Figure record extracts

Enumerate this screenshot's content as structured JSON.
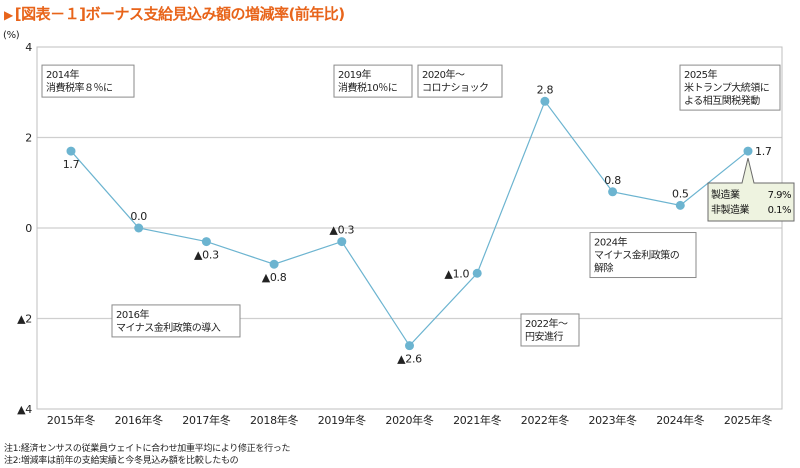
{
  "title": {
    "marker": "▶",
    "text": "[図表－１]ボーナス支給見込み額の増減率(前年比)"
  },
  "chart_data": {
    "type": "line",
    "title": "[図表－１]ボーナス支給見込み額の増減率(前年比)",
    "ylabel": "(%)",
    "xlabel": "",
    "ylim": [
      -4,
      4
    ],
    "yticks": [
      4,
      2,
      0,
      -2,
      -4
    ],
    "ytick_labels": [
      "4",
      "2",
      "0",
      "▲2",
      "▲4"
    ],
    "grid": true,
    "categories": [
      "2015年冬",
      "2016年冬",
      "2017年冬",
      "2018年冬",
      "2019年冬",
      "2020年冬",
      "2021年冬",
      "2022年冬",
      "2023年冬",
      "2024年冬",
      "2025年冬"
    ],
    "series": [
      {
        "name": "ボーナス支給見込み額の増減率",
        "color": "#6cb4d0",
        "values": [
          1.7,
          0.0,
          -0.3,
          -0.8,
          -0.3,
          -2.6,
          -1.0,
          2.8,
          0.8,
          0.5,
          1.7
        ],
        "labels": [
          "1.7",
          "0.0",
          "▲0.3",
          "▲0.8",
          "▲0.3",
          "▲2.6",
          "▲1.0",
          "2.8",
          "0.8",
          "0.5",
          "1.7"
        ],
        "label_pos": [
          "below",
          "above",
          "below",
          "below",
          "above",
          "below",
          "left",
          "above",
          "above",
          "above",
          "right"
        ]
      }
    ],
    "annotations": [
      {
        "lines": [
          "2014年",
          "消費税率８％に"
        ],
        "anchor": "2015年冬",
        "y": 3.6
      },
      {
        "lines": [
          "2016年",
          "マイナス金利政策の導入"
        ],
        "anchor": "2016年冬",
        "y": -1.7
      },
      {
        "lines": [
          "2019年",
          "消費税10％に"
        ],
        "anchor": "2019年冬",
        "y": 3.6
      },
      {
        "lines": [
          "2020年～",
          "コロナショック"
        ],
        "anchor": "2020年冬",
        "y": 3.6
      },
      {
        "lines": [
          "2022年～",
          "円安進行"
        ],
        "anchor": "2022年冬",
        "y": -1.9
      },
      {
        "lines": [
          "2024年",
          "マイナス金利政策の",
          "解除"
        ],
        "anchor": "2023年冬",
        "y": -0.1
      },
      {
        "lines": [
          "2025年",
          "米トランプ大統領に",
          "よる相互関税発動"
        ],
        "anchor": "2025年冬",
        "y": 3.6
      }
    ],
    "callout": {
      "anchor": "2025年冬",
      "rows": [
        {
          "label": "製造業",
          "value": "7.9%"
        },
        {
          "label": "非製造業",
          "value": "0.1%"
        }
      ],
      "background": "#eef3e0"
    },
    "colors": {
      "title": "#e8641a",
      "line": "#6cb4d0",
      "grid": "#cfcfcf",
      "frame": "#bfbfbf"
    }
  },
  "notes": [
    "注1:経済センサスの従業員ウェイトに合わせ加重平均により修正を行った",
    "注2:増減率は前年の支給実績と今冬見込み額を比較したもの"
  ]
}
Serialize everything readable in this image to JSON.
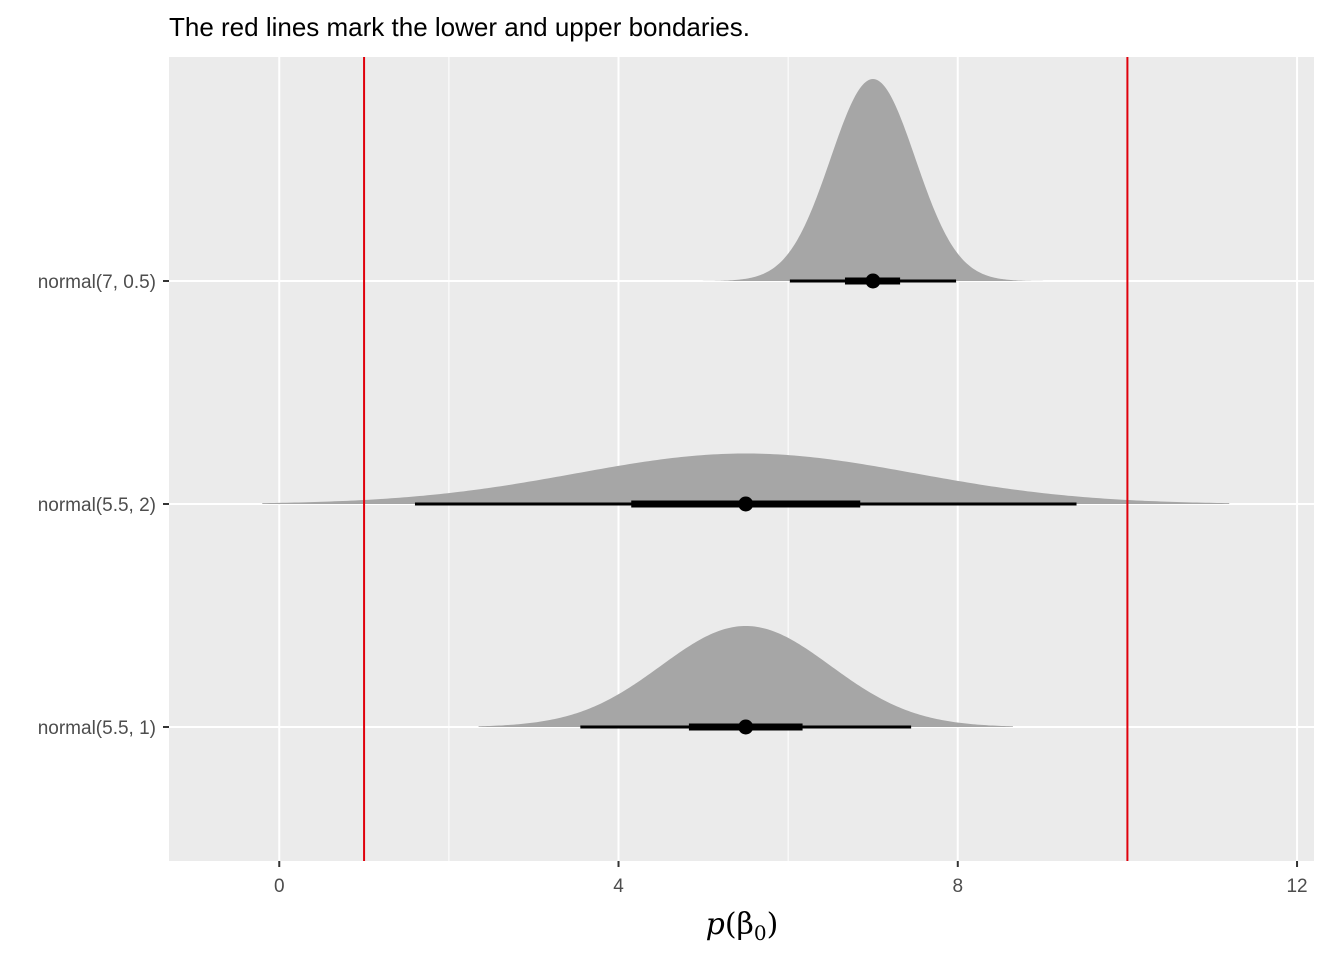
{
  "chart_data": {
    "type": "halfeye",
    "title": "The red lines mark the lower and upper bondaries.",
    "xlabel_main": "p",
    "xlabel_open": "(β",
    "xlabel_sub": "0",
    "xlabel_close": ")",
    "ylabel": "",
    "xlim": [
      -1.3,
      12.2
    ],
    "x_ticks": [
      0,
      4,
      8,
      12
    ],
    "x_tick_labels": [
      "0",
      "4",
      "8",
      "12"
    ],
    "x_minor_ticks": [
      2,
      6,
      10
    ],
    "categories": [
      "normal(7, 0.5)",
      "normal(5.5, 2)",
      "normal(5.5, 1)"
    ],
    "series": [
      {
        "mean": 7,
        "sd": 0.5,
        "point": 7.0,
        "interval_66": [
          6.67,
          7.32
        ],
        "interval_95": [
          6.02,
          7.98
        ],
        "density_range": [
          4.9,
          9.1
        ]
      },
      {
        "mean": 5.5,
        "sd": 2,
        "point": 5.5,
        "interval_66": [
          4.15,
          6.85
        ],
        "interval_95": [
          1.6,
          9.4
        ],
        "density_range": [
          -0.2,
          11.2
        ]
      },
      {
        "mean": 5.5,
        "sd": 1,
        "point": 5.5,
        "interval_66": [
          4.83,
          6.17
        ],
        "interval_95": [
          3.55,
          7.45
        ],
        "density_range": [
          2.35,
          8.65
        ]
      }
    ],
    "reference_lines": [
      1,
      10
    ],
    "reference_line_color": "#e0000b",
    "density_color": "#a6a6a6",
    "panel_background": "#ebebeb",
    "grid": true
  }
}
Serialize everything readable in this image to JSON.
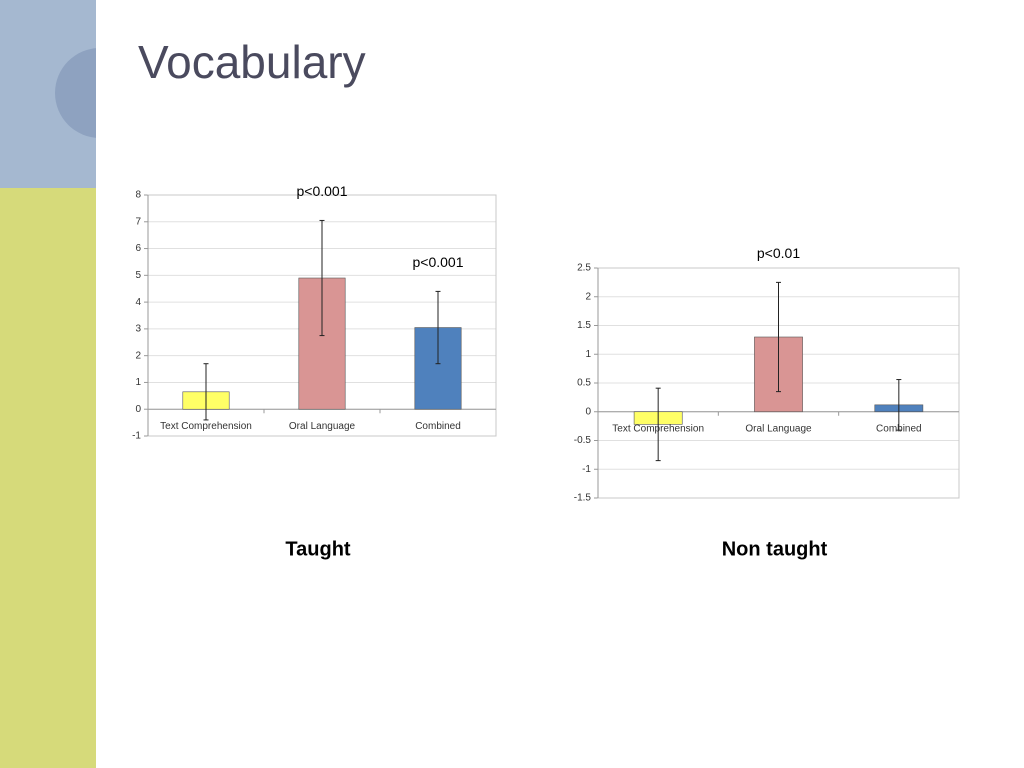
{
  "title": "Vocabulary",
  "chart_data": [
    {
      "type": "bar",
      "caption": "Taught",
      "categories": [
        "Text Comprehension",
        "Oral Language",
        "Combined"
      ],
      "values": [
        0.65,
        4.9,
        3.05
      ],
      "errors": [
        1.05,
        2.15,
        1.35
      ],
      "colors": [
        "#ffff66",
        "#d99594",
        "#4f81bd"
      ],
      "annotations": [
        null,
        "p<0.001",
        "p<0.001"
      ],
      "ylim": [
        -1,
        8
      ],
      "yticks": [
        -1,
        0,
        1,
        2,
        3,
        4,
        5,
        6,
        7,
        8
      ],
      "grid": true
    },
    {
      "type": "bar",
      "caption": "Non taught",
      "categories": [
        "Text Comprehension",
        "Oral Language",
        "Combined"
      ],
      "values": [
        -0.22,
        1.3,
        0.12
      ],
      "errors": [
        0.63,
        0.95,
        0.44
      ],
      "colors": [
        "#ffff66",
        "#d99594",
        "#4f81bd"
      ],
      "annotations": [
        null,
        "p<0.01",
        null
      ],
      "ylim": [
        -1.5,
        2.5
      ],
      "yticks": [
        -1.5,
        -1,
        -0.5,
        0,
        0.5,
        1,
        1.5,
        2,
        2.5
      ],
      "grid": true
    }
  ]
}
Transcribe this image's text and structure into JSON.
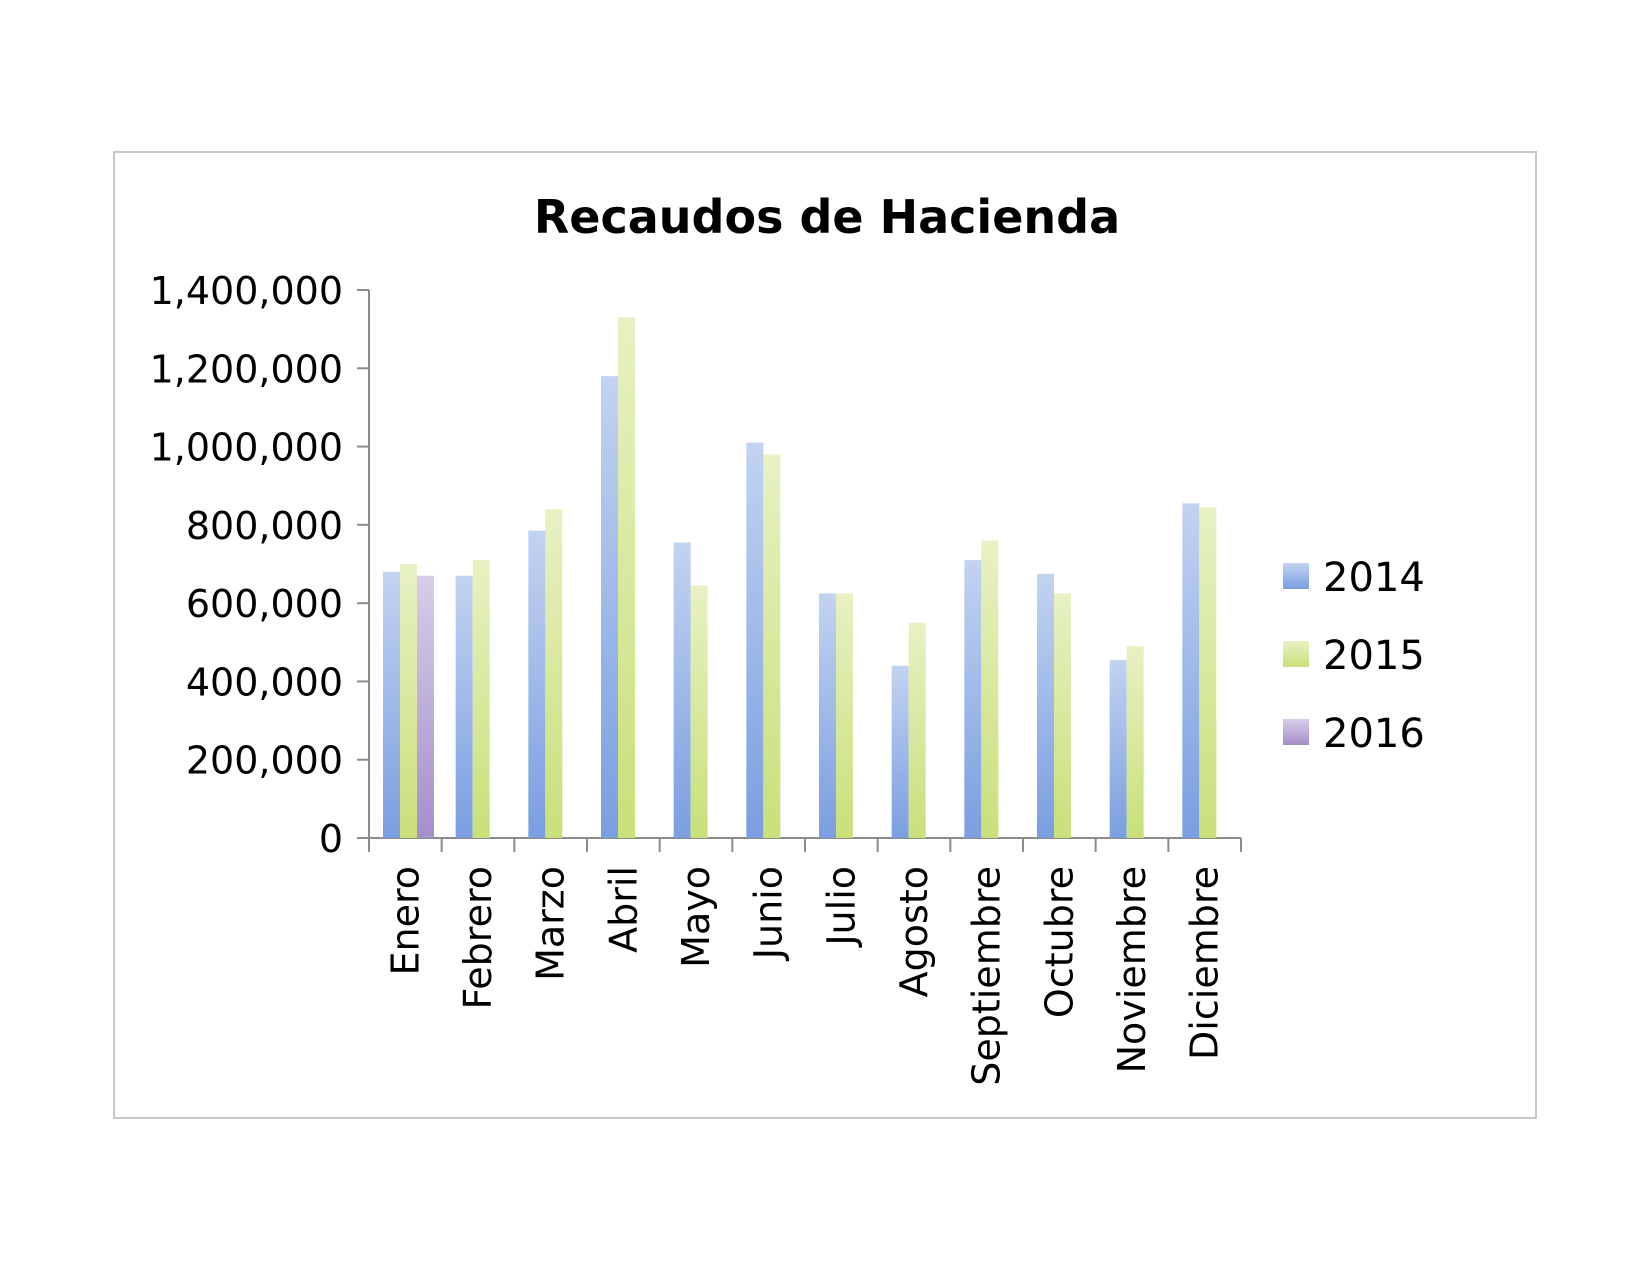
{
  "chart_data": {
    "type": "bar",
    "title": "Recaudos de Hacienda",
    "xlabel": "",
    "ylabel": "",
    "ylim": [
      0,
      1400000
    ],
    "yticks": [
      0,
      200000,
      400000,
      600000,
      800000,
      1000000,
      1200000,
      1400000
    ],
    "ytick_labels": [
      "0",
      "200,000",
      "400,000",
      "600,000",
      "800,000",
      "1,000,000",
      "1,200,000",
      "1,400,000"
    ],
    "grid": false,
    "legend_position": "right",
    "categories": [
      "Enero",
      "Febrero",
      "Marzo",
      "Abril",
      "Mayo",
      "Junio",
      "Julio",
      "Agosto",
      "Septiembre",
      "Octubre",
      "Noviembre",
      "Diciembre"
    ],
    "series": [
      {
        "name": "2014",
        "color": "#7a9ee0",
        "values": [
          680000,
          670000,
          785000,
          1180000,
          755000,
          1010000,
          625000,
          440000,
          710000,
          675000,
          455000,
          855000
        ]
      },
      {
        "name": "2015",
        "color": "#c9e07a",
        "values": [
          700000,
          710000,
          840000,
          1330000,
          645000,
          980000,
          625000,
          550000,
          760000,
          625000,
          490000,
          845000
        ]
      },
      {
        "name": "2016",
        "color": "#a58fcc",
        "values": [
          670000,
          null,
          null,
          null,
          null,
          null,
          null,
          null,
          null,
          null,
          null,
          null
        ]
      }
    ]
  }
}
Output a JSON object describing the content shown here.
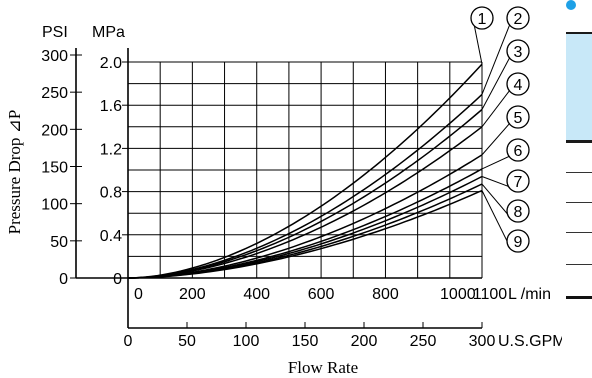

- [Set exercise]
Transcribe every line in the entries above, taking out only the images.

- [Result of this exercise]
Enumerate this screenshot's content as structured JSON.
{
  "title": {
    "marker": "▶",
    "text": "[図表－１]ボーナス支給見込み額の増減率(前年比)"
  },
  "chart_data": {
    "type": "line",
    "title": "[図表－１]ボーナス支給見込み額の増減率(前年比)",
    "ylabel": "(%)",
    "xlabel": "",
    "ylim": [
      -4,
      4
    ],
    "yticks": [
      4,
      2,
      0,
      -2,
      -4
    ],
    "ytick_labels": [
      "4",
      "2",
      "0",
      "▲2",
      "▲4"
    ],
    "grid": true,
    "categories": [
      "2015年冬",
      "2016年冬",
      "2017年冬",
      "2018年冬",
      "2019年冬",
      "2020年冬",
      "2021年冬",
      "2022年冬",
      "2023年冬",
      "2024年冬",
      "2025年冬"
    ],
    "series": [
      {
        "name": "ボーナス支給見込み額の増減率",
        "color": "#6cb4d0",
        "values": [
          1.7,
          0.0,
          -0.3,
          -0.8,
          -0.3,
          -2.6,
          -1.0,
          2.8,
          0.8,
          0.5,
          1.7
        ],
        "labels": [
          "1.7",
          "0.0",
          "▲0.3",
          "▲0.8",
          "▲0.3",
          "▲2.6",
          "▲1.0",
          "2.8",
          "0.8",
          "0.5",
          "1.7"
        ],
        "label_pos": [
          "below",
          "above",
          "below",
          "below",
          "above",
          "below",
          "left",
          "above",
          "above",
          "above",
          "right"
        ]
      }
    ],
    "annotations": [
      {
        "lines": [
          "2014年",
          "消費税率８％に"
        ],
        "anchor": "2015年冬",
        "y": 3.6
      },
      {
        "lines": [
          "2016年",
          "マイナス金利政策の導入"
        ],
        "anchor": "2016年冬",
        "y": -1.7
      },
      {
        "lines": [
          "2019年",
          "消費税10％に"
        ],
        "anchor": "2019年冬",
        "y": 3.6
      },
      {
        "lines": [
          "2020年～",
          "コロナショック"
        ],
        "anchor": "2020年冬",
        "y": 3.6
      },
      {
        "lines": [
          "2022年～",
          "円安進行"
        ],
        "anchor": "2022年冬",
        "y": -1.9
      },
      {
        "lines": [
          "2024年",
          "マイナス金利政策の",
          "解除"
        ],
        "anchor": "2023年冬",
        "y": -0.1
      },
      {
        "lines": [
          "2025年",
          "米トランプ大統領に",
          "よる相互関税発動"
        ],
        "anchor": "2025年冬",
        "y": 3.6
      }
    ],
    "callout": {
      "anchor": "2025年冬",
      "rows": [
        {
          "label": "製造業",
          "value": "7.9%"
        },
        {
          "label": "非製造業",
          "value": "0.1%"
        }
      ],
      "background": "#eef3e0"
    },
    "colors": {
      "title": "#e8641a",
      "line": "#6cb4d0",
      "grid": "#cfcfcf",
      "frame": "#bfbfbf"
    }
  },
  "notes": [
    "注1:経済センサスの従業員ウェイトに合わせ加重平均により修正を行った",
    "注2:増減率は前年の支給実績と今冬見込み額を比較したもの"
  ]
}
Serialize everything readable in this image to JSON.
{
  "chart_data": {
    "type": "halfeye",
    "title": "The red lines mark the lower and upper bondaries.",
    "xlabel_main": "p",
    "xlabel_open": "(β",
    "xlabel_sub": "0",
    "xlabel_close": ")",
    "ylabel": "",
    "xlim": [
      -1.3,
      12.2
    ],
    "x_ticks": [
      0,
      4,
      8,
      12
    ],
    "x_tick_labels": [
      "0",
      "4",
      "8",
      "12"
    ],
    "x_minor_ticks": [
      2,
      6,
      10
    ],
    "categories": [
      "normal(7, 0.5)",
      "normal(5.5, 2)",
      "normal(5.5, 1)"
    ],
    "series": [
      {
        "mean": 7,
        "sd": 0.5,
        "point": 7.0,
        "interval_66": [
          6.67,
          7.32
        ],
        "interval_95": [
          6.02,
          7.98
        ],
        "density_range": [
          4.9,
          9.1
        ]
      },
      {
        "mean": 5.5,
        "sd": 2,
        "point": 5.5,
        "interval_66": [
          4.15,
          6.85
        ],
        "interval_95": [
          1.6,
          9.4
        ],
        "density_range": [
          -0.2,
          11.2
        ]
      },
      {
        "mean": 5.5,
        "sd": 1,
        "point": 5.5,
        "interval_66": [
          4.83,
          6.17
        ],
        "interval_95": [
          3.55,
          7.45
        ],
        "density_range": [
          2.35,
          8.65
        ]
      }
    ],
    "reference_lines": [
      1,
      10
    ],
    "reference_line_color": "#e0000b",
    "density_color": "#a6a6a6",
    "panel_background": "#ebebeb",
    "grid": true
  }
}
Serialize everything readable in this image to JSON.
{
  "title": "Vocabulary",
  "chart_data": [
    {
      "type": "bar",
      "caption": "Taught",
      "categories": [
        "Text Comprehension",
        "Oral Language",
        "Combined"
      ],
      "values": [
        0.65,
        4.9,
        3.05
      ],
      "errors": [
        1.05,
        2.15,
        1.35
      ],
      "colors": [
        "#ffff66",
        "#d99594",
        "#4f81bd"
      ],
      "annotations": [
        null,
        "p<0.001",
        "p<0.001"
      ],
      "ylim": [
        -1,
        8
      ],
      "yticks": [
        -1,
        0,
        1,
        2,
        3,
        4,
        5,
        6,
        7,
        8
      ],
      "grid": true
    },
    {
      "type": "bar",
      "caption": "Non taught",
      "categories": [
        "Text Comprehension",
        "Oral Language",
        "Combined"
      ],
      "values": [
        -0.22,
        1.3,
        0.12
      ],
      "errors": [
        0.63,
        0.95,
        0.44
      ],
      "colors": [
        "#ffff66",
        "#d99594",
        "#4f81bd"
      ],
      "annotations": [
        null,
        "p<0.01",
        null
      ],
      "ylim": [
        -1.5,
        2.5
      ],
      "yticks": [
        -1.5,
        -1,
        -0.5,
        0,
        0.5,
        1,
        1.5,
        2,
        2.5
      ],
      "grid": true
    }
  ]
}
Transcribe this image's text and structure into JSON.
{
  "chart_data": {
    "type": "bar",
    "title": "Recaudos de Hacienda",
    "xlabel": "",
    "ylabel": "",
    "ylim": [
      0,
      1400000
    ],
    "yticks": [
      0,
      200000,
      400000,
      600000,
      800000,
      1000000,
      1200000,
      1400000
    ],
    "ytick_labels": [
      "0",
      "200,000",
      "400,000",
      "600,000",
      "800,000",
      "1,000,000",
      "1,200,000",
      "1,400,000"
    ],
    "grid": false,
    "legend_position": "right",
    "categories": [
      "Enero",
      "Febrero",
      "Marzo",
      "Abril",
      "Mayo",
      "Junio",
      "Julio",
      "Agosto",
      "Septiembre",
      "Octubre",
      "Noviembre",
      "Diciembre"
    ],
    "series": [
      {
        "name": "2014",
        "color": "#7a9ee0",
        "values": [
          680000,
          670000,
          785000,
          1180000,
          755000,
          1010000,
          625000,
          440000,
          710000,
          675000,
          455000,
          855000
        ]
      },
      {
        "name": "2015",
        "color": "#c9e07a",
        "values": [
          700000,
          710000,
          840000,
          1330000,
          645000,
          980000,
          625000,
          550000,
          760000,
          625000,
          490000,
          845000
        ]
      },
      {
        "name": "2016",
        "color": "#a58fcc",
        "values": [
          670000,
          null,
          null,
          null,
          null,
          null,
          null,
          null,
          null,
          null,
          null,
          null
        ]
      }
    ]
  }
}
Output a JSON object describing the content shown here.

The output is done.